TASK STATEMENT ▸ Please find all lines in the data that hold the string "this" and copy them.

## Begin

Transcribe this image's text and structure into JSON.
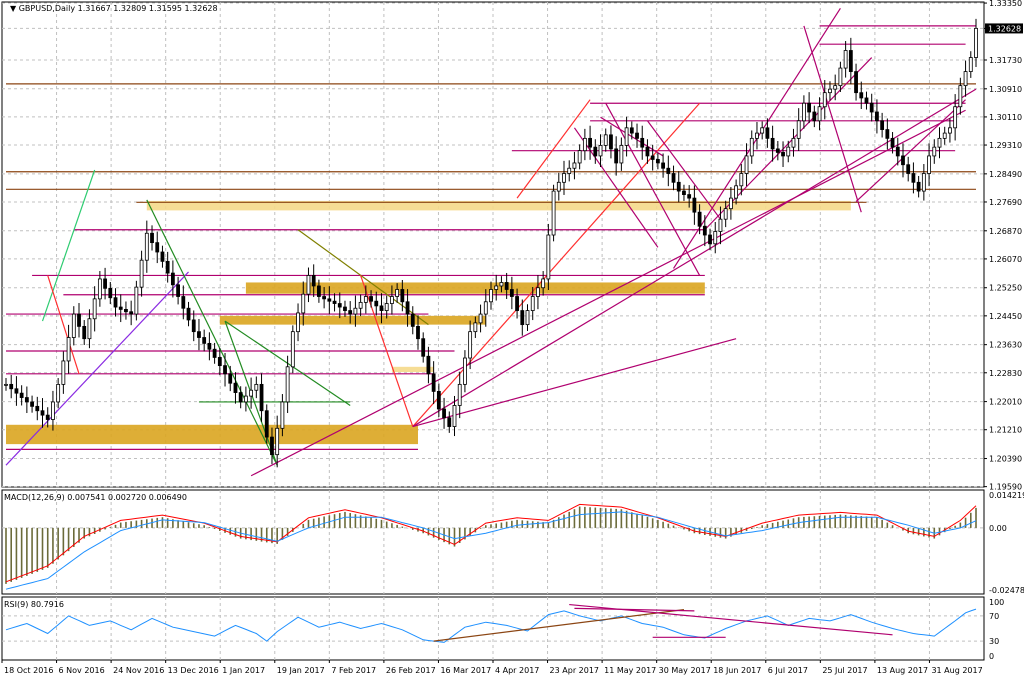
{
  "chart_data": [
    {
      "type": "candlestick",
      "title": "GBPUSD,Daily  1.31667 1.32809 1.31595 1.32628",
      "ylim": [
        1.1958,
        1.3338
      ],
      "last_price": "1.32628",
      "y_ticks": [
        "1.33350",
        "1.32628",
        "1.31730",
        "1.30910",
        "1.30110",
        "1.29310",
        "1.28490",
        "1.27690",
        "1.26870",
        "1.26070",
        "1.25250",
        "1.24450",
        "1.23630",
        "1.22830",
        "1.22010",
        "1.21210",
        "1.20390",
        "1.19590"
      ],
      "x_ticks": [
        "18 Oct 2016",
        "6 Nov 2016",
        "24 Nov 2016",
        "13 Dec 2016",
        "1 Jan 2017",
        "19 Jan 2017",
        "7 Feb 2017",
        "26 Feb 2017",
        "16 Mar 2017",
        "4 Apr 2017",
        "23 Apr 2017",
        "11 May 2017",
        "30 May 2017",
        "18 Jun 2017",
        "6 Jul 2017",
        "25 Jul 2017",
        "13 Aug 2017",
        "31 Aug 2017"
      ],
      "close_path": [
        [
          0,
          1.225
        ],
        [
          4,
          1.22
        ],
        [
          8,
          1.215
        ],
        [
          10,
          1.225
        ],
        [
          13,
          1.245
        ],
        [
          15,
          1.238
        ],
        [
          18,
          1.255
        ],
        [
          21,
          1.247
        ],
        [
          24,
          1.245
        ],
        [
          27,
          1.268
        ],
        [
          30,
          1.26
        ],
        [
          33,
          1.25
        ],
        [
          36,
          1.24
        ],
        [
          39,
          1.235
        ],
        [
          42,
          1.228
        ],
        [
          45,
          1.22
        ],
        [
          48,
          1.225
        ],
        [
          50,
          1.21
        ],
        [
          51,
          1.205
        ],
        [
          53,
          1.22
        ],
        [
          55,
          1.24
        ],
        [
          58,
          1.256
        ],
        [
          60,
          1.25
        ],
        [
          63,
          1.248
        ],
        [
          66,
          1.245
        ],
        [
          69,
          1.25
        ],
        [
          72,
          1.246
        ],
        [
          75,
          1.252
        ],
        [
          77,
          1.245
        ],
        [
          79,
          1.238
        ],
        [
          81,
          1.228
        ],
        [
          83,
          1.218
        ],
        [
          85,
          1.213
        ],
        [
          87,
          1.225
        ],
        [
          89,
          1.24
        ],
        [
          91,
          1.245
        ],
        [
          93,
          1.252
        ],
        [
          95,
          1.254
        ],
        [
          97,
          1.25
        ],
        [
          99,
          1.242
        ],
        [
          101,
          1.25
        ],
        [
          103,
          1.255
        ],
        [
          105,
          1.28
        ],
        [
          107,
          1.285
        ],
        [
          109,
          1.288
        ],
        [
          111,
          1.295
        ],
        [
          113,
          1.29
        ],
        [
          115,
          1.296
        ],
        [
          117,
          1.288
        ],
        [
          119,
          1.298
        ],
        [
          121,
          1.295
        ],
        [
          123,
          1.29
        ],
        [
          125,
          1.288
        ],
        [
          127,
          1.285
        ],
        [
          129,
          1.28
        ],
        [
          131,
          1.278
        ],
        [
          133,
          1.27
        ],
        [
          135,
          1.265
        ],
        [
          137,
          1.272
        ],
        [
          139,
          1.278
        ],
        [
          141,
          1.285
        ],
        [
          143,
          1.295
        ],
        [
          145,
          1.298
        ],
        [
          147,
          1.292
        ],
        [
          149,
          1.29
        ],
        [
          151,
          1.295
        ],
        [
          153,
          1.305
        ],
        [
          155,
          1.3
        ],
        [
          157,
          1.308
        ],
        [
          159,
          1.31
        ],
        [
          161,
          1.32
        ],
        [
          163,
          1.308
        ],
        [
          165,
          1.305
        ],
        [
          167,
          1.3
        ],
        [
          169,
          1.295
        ],
        [
          171,
          1.29
        ],
        [
          173,
          1.285
        ],
        [
          175,
          1.28
        ],
        [
          177,
          1.29
        ],
        [
          179,
          1.295
        ],
        [
          181,
          1.298
        ],
        [
          183,
          1.31
        ],
        [
          185,
          1.318
        ],
        [
          186,
          1.3263
        ]
      ],
      "marks": {
        "trend_lines_magenta": 14,
        "trend_lines_red": 4,
        "trend_lines_green": 4,
        "trend_lines_purple": 2,
        "support_resistance_zones": 4
      }
    },
    {
      "type": "histogram",
      "title": "MACD(12,26,9) 0.007541 0.002720 0.006490",
      "ylim": [
        -0.02479,
        0.01421
      ],
      "y_ticks": [
        "0.014219",
        "0.00",
        "-0.024787"
      ],
      "macd_path": [
        [
          0,
          -0.021
        ],
        [
          8,
          -0.015
        ],
        [
          15,
          -0.004
        ],
        [
          22,
          0.002
        ],
        [
          30,
          0.004
        ],
        [
          38,
          0.001
        ],
        [
          45,
          -0.004
        ],
        [
          52,
          -0.006
        ],
        [
          58,
          0.003
        ],
        [
          65,
          0.006
        ],
        [
          72,
          0.003
        ],
        [
          80,
          -0.002
        ],
        [
          86,
          -0.007
        ],
        [
          92,
          0.001
        ],
        [
          98,
          0.003
        ],
        [
          104,
          0.002
        ],
        [
          110,
          0.008
        ],
        [
          118,
          0.007
        ],
        [
          125,
          0.003
        ],
        [
          132,
          -0.002
        ],
        [
          138,
          -0.004
        ],
        [
          145,
          0.001
        ],
        [
          152,
          0.004
        ],
        [
          160,
          0.005
        ],
        [
          167,
          0.004
        ],
        [
          173,
          -0.002
        ],
        [
          178,
          -0.004
        ],
        [
          183,
          0.002
        ],
        [
          186,
          0.0075
        ]
      ],
      "signal_path": [
        [
          0,
          -0.023
        ],
        [
          8,
          -0.019
        ],
        [
          15,
          -0.009
        ],
        [
          22,
          -0.001
        ],
        [
          30,
          0.003
        ],
        [
          38,
          0.002
        ],
        [
          45,
          -0.002
        ],
        [
          52,
          -0.005
        ],
        [
          58,
          0.0
        ],
        [
          65,
          0.004
        ],
        [
          72,
          0.004
        ],
        [
          80,
          0.0
        ],
        [
          86,
          -0.004
        ],
        [
          92,
          -0.002
        ],
        [
          98,
          0.001
        ],
        [
          104,
          0.002
        ],
        [
          110,
          0.005
        ],
        [
          118,
          0.006
        ],
        [
          125,
          0.004
        ],
        [
          132,
          0.0
        ],
        [
          138,
          -0.003
        ],
        [
          145,
          -0.001
        ],
        [
          152,
          0.002
        ],
        [
          160,
          0.004
        ],
        [
          167,
          0.004
        ],
        [
          173,
          0.001
        ],
        [
          178,
          -0.002
        ],
        [
          183,
          0.0
        ],
        [
          186,
          0.0027
        ]
      ]
    },
    {
      "type": "line",
      "title": "RSI(9) 80.7916",
      "ylim": [
        0,
        100
      ],
      "y_ticks": [
        "100",
        "70",
        "30",
        "0"
      ],
      "rsi_path": [
        [
          0,
          48
        ],
        [
          4,
          58
        ],
        [
          8,
          42
        ],
        [
          12,
          70
        ],
        [
          16,
          55
        ],
        [
          20,
          62
        ],
        [
          24,
          48
        ],
        [
          28,
          66
        ],
        [
          32,
          52
        ],
        [
          36,
          45
        ],
        [
          40,
          38
        ],
        [
          44,
          55
        ],
        [
          48,
          42
        ],
        [
          50,
          30
        ],
        [
          52,
          45
        ],
        [
          56,
          68
        ],
        [
          60,
          52
        ],
        [
          64,
          60
        ],
        [
          68,
          50
        ],
        [
          72,
          58
        ],
        [
          76,
          48
        ],
        [
          80,
          32
        ],
        [
          84,
          28
        ],
        [
          88,
          52
        ],
        [
          92,
          60
        ],
        [
          96,
          55
        ],
        [
          100,
          46
        ],
        [
          104,
          72
        ],
        [
          107,
          78
        ],
        [
          110,
          70
        ],
        [
          114,
          62
        ],
        [
          118,
          70
        ],
        [
          122,
          58
        ],
        [
          126,
          52
        ],
        [
          130,
          40
        ],
        [
          134,
          35
        ],
        [
          138,
          50
        ],
        [
          142,
          62
        ],
        [
          146,
          70
        ],
        [
          150,
          55
        ],
        [
          154,
          66
        ],
        [
          158,
          62
        ],
        [
          162,
          72
        ],
        [
          166,
          60
        ],
        [
          170,
          50
        ],
        [
          174,
          42
        ],
        [
          178,
          38
        ],
        [
          182,
          62
        ],
        [
          184,
          75
        ],
        [
          186,
          80.79
        ]
      ]
    }
  ]
}
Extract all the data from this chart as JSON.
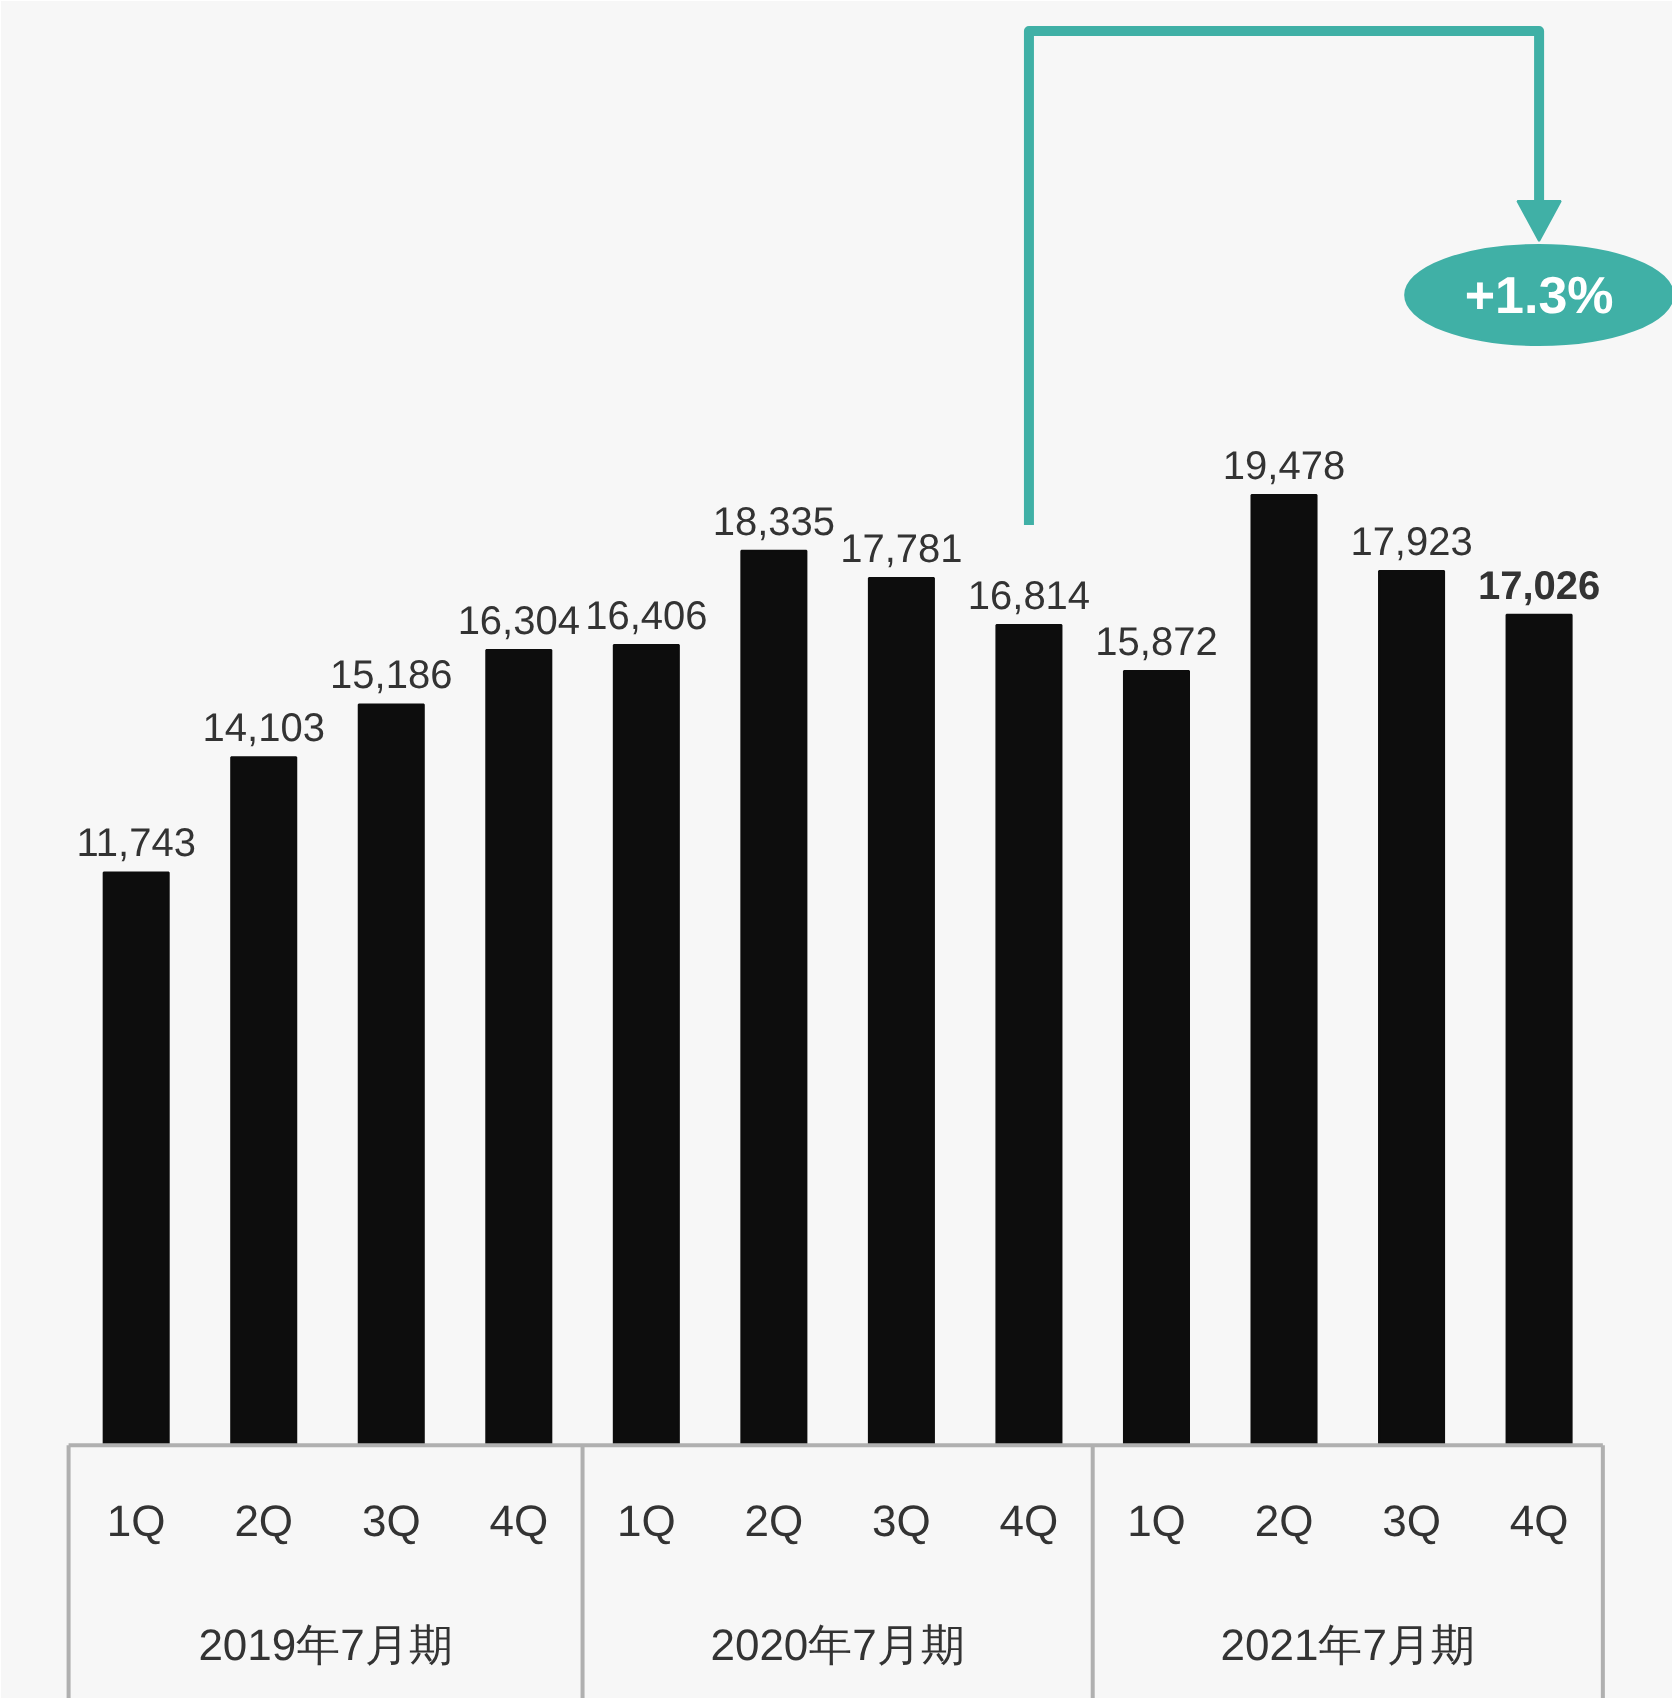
{
  "chart_data": {
    "type": "bar",
    "categories": [
      "1Q",
      "2Q",
      "3Q",
      "4Q",
      "1Q",
      "2Q",
      "3Q",
      "4Q",
      "1Q",
      "2Q",
      "3Q",
      "4Q"
    ],
    "values": [
      11743,
      14103,
      15186,
      16304,
      16406,
      18335,
      17781,
      16814,
      15872,
      19478,
      17923,
      17026
    ],
    "color": "#0d0d0d",
    "value_labels": [
      "11,743",
      "14,103",
      "15,186",
      "16,304",
      "16,406",
      "18,335",
      "17,781",
      "16,814",
      "15,872",
      "19,478",
      "17,923",
      "17,026"
    ],
    "annotations": [
      "2019年7月期",
      "2020年7月期",
      "2021年7月期",
      "+1.3%"
    ],
    "grid": false
  }
}
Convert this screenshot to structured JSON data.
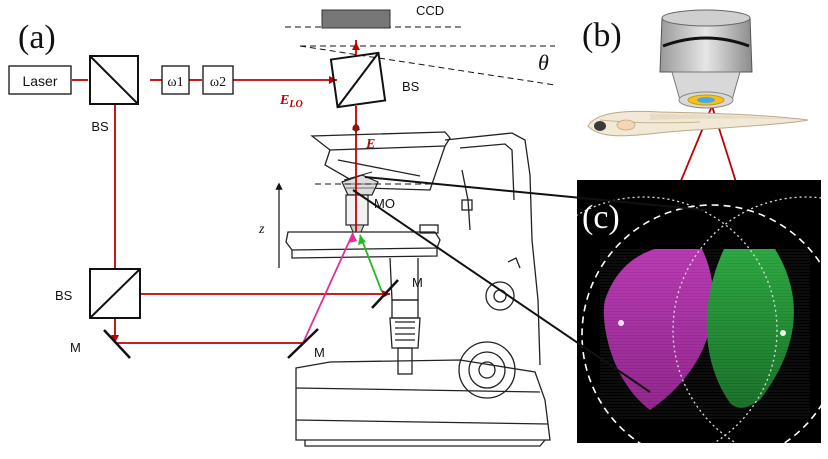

## End

WORKED ANSWER ▸
Transcribe this image's text and structure into JSON.
Extract all the data from this chart as JSON.
Convert this screenshot to structured JSON data.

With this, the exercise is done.